[Start]

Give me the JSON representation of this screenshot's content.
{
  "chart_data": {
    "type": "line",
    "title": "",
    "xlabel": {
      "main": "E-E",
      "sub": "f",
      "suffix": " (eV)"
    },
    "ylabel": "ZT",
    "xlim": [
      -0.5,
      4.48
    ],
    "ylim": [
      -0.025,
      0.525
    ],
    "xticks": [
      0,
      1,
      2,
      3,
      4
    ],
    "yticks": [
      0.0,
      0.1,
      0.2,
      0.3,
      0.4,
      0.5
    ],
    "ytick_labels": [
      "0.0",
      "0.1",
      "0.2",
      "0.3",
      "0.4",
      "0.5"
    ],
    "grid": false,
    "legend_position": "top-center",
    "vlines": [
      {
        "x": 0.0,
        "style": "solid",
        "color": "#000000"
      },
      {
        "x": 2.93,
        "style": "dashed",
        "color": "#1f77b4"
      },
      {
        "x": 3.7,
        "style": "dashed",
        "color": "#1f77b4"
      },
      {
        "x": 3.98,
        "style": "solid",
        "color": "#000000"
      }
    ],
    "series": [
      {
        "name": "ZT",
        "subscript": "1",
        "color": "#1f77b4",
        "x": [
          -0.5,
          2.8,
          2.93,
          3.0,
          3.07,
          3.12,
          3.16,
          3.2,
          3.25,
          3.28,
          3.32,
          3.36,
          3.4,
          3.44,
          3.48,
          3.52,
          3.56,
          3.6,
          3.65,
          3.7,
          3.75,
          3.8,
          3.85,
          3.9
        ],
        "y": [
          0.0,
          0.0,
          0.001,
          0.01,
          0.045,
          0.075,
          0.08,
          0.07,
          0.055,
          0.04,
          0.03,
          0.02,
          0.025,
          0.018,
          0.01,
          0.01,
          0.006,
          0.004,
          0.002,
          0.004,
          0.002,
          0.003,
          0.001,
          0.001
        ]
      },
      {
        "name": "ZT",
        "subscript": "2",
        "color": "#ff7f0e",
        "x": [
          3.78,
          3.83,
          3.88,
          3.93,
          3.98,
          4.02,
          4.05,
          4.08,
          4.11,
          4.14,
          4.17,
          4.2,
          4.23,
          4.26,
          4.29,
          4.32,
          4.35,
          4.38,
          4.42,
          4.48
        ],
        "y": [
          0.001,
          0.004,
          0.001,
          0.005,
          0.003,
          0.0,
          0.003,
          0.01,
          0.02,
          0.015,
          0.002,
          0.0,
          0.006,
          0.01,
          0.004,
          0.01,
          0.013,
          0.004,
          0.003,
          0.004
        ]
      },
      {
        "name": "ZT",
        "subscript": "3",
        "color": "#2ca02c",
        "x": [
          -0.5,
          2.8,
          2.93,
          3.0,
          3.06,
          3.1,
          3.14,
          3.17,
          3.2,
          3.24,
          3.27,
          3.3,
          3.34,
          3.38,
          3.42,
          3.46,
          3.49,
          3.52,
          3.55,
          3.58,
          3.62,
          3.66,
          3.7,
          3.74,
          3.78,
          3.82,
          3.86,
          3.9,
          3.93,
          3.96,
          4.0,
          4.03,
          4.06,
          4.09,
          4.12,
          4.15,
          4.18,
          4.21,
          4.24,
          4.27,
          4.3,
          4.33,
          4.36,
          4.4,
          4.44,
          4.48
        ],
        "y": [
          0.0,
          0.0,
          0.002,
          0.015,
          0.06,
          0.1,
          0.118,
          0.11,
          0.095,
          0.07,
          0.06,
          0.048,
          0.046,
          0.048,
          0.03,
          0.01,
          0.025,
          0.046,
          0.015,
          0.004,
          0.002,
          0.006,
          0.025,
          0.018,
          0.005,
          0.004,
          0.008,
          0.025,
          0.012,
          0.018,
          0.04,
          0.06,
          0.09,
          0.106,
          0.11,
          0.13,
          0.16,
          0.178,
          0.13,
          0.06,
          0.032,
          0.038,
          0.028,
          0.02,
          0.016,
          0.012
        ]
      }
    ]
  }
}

[End]

**Objective**. Extract the listing in its entirety and repeat it exactly.

**Answer for this exercise**.
Give me the JSON representation of this screenshot's content.
{
  "chart_data": {
    "type": "line",
    "title": "",
    "xlabel": {
      "main": "E-E",
      "sub": "f",
      "suffix": " (eV)"
    },
    "ylabel": "ZT",
    "xlim": [
      -0.5,
      4.48
    ],
    "ylim": [
      -0.025,
      0.525
    ],
    "xticks": [
      0,
      1,
      2,
      3,
      4
    ],
    "yticks": [
      0.0,
      0.1,
      0.2,
      0.3,
      0.4,
      0.5
    ],
    "ytick_labels": [
      "0.0",
      "0.1",
      "0.2",
      "0.3",
      "0.4",
      "0.5"
    ],
    "grid": false,
    "legend_position": "top-center",
    "vlines": [
      {
        "x": 0.0,
        "style": "solid",
        "color": "#000000"
      },
      {
        "x": 2.93,
        "style": "dashed",
        "color": "#1f77b4"
      },
      {
        "x": 3.7,
        "style": "dashed",
        "color": "#1f77b4"
      },
      {
        "x": 3.98,
        "style": "solid",
        "color": "#000000"
      }
    ],
    "series": [
      {
        "name": "ZT",
        "subscript": "1",
        "color": "#1f77b4",
        "x": [
          -0.5,
          2.8,
          2.93,
          3.0,
          3.07,
          3.12,
          3.16,
          3.2,
          3.25,
          3.28,
          3.32,
          3.36,
          3.4,
          3.44,
          3.48,
          3.52,
          3.56,
          3.6,
          3.65,
          3.7,
          3.75,
          3.8,
          3.85,
          3.9
        ],
        "y": [
          0.0,
          0.0,
          0.001,
          0.01,
          0.045,
          0.075,
          0.08,
          0.07,
          0.055,
          0.04,
          0.03,
          0.02,
          0.025,
          0.018,
          0.01,
          0.01,
          0.006,
          0.004,
          0.002,
          0.004,
          0.002,
          0.003,
          0.001,
          0.001
        ]
      },
      {
        "name": "ZT",
        "subscript": "2",
        "color": "#ff7f0e",
        "x": [
          3.78,
          3.83,
          3.88,
          3.93,
          3.98,
          4.02,
          4.05,
          4.08,
          4.11,
          4.14,
          4.17,
          4.2,
          4.23,
          4.26,
          4.29,
          4.32,
          4.35,
          4.38,
          4.42,
          4.48
        ],
        "y": [
          0.001,
          0.004,
          0.001,
          0.005,
          0.003,
          0.0,
          0.003,
          0.01,
          0.02,
          0.015,
          0.002,
          0.0,
          0.006,
          0.01,
          0.004,
          0.01,
          0.013,
          0.004,
          0.003,
          0.004
        ]
      },
      {
        "name": "ZT",
        "subscript": "3",
        "color": "#2ca02c",
        "x": [
          -0.5,
          2.8,
          2.93,
          3.0,
          3.06,
          3.1,
          3.14,
          3.17,
          3.2,
          3.24,
          3.27,
          3.3,
          3.34,
          3.38,
          3.42,
          3.46,
          3.49,
          3.52,
          3.55,
          3.58,
          3.62,
          3.66,
          3.7,
          3.74,
          3.78,
          3.82,
          3.86,
          3.9,
          3.93,
          3.96,
          4.0,
          4.03,
          4.06,
          4.09,
          4.12,
          4.15,
          4.18,
          4.21,
          4.24,
          4.27,
          4.3,
          4.33,
          4.36,
          4.4,
          4.44,
          4.48
        ],
        "y": [
          0.0,
          0.0,
          0.002,
          0.015,
          0.06,
          0.1,
          0.118,
          0.11,
          0.095,
          0.07,
          0.06,
          0.048,
          0.046,
          0.048,
          0.03,
          0.01,
          0.025,
          0.046,
          0.015,
          0.004,
          0.002,
          0.006,
          0.025,
          0.018,
          0.005,
          0.004,
          0.008,
          0.025,
          0.012,
          0.018,
          0.04,
          0.06,
          0.09,
          0.106,
          0.11,
          0.13,
          0.16,
          0.178,
          0.13,
          0.06,
          0.032,
          0.038,
          0.028,
          0.02,
          0.016,
          0.012
        ]
      }
    ]
  }
}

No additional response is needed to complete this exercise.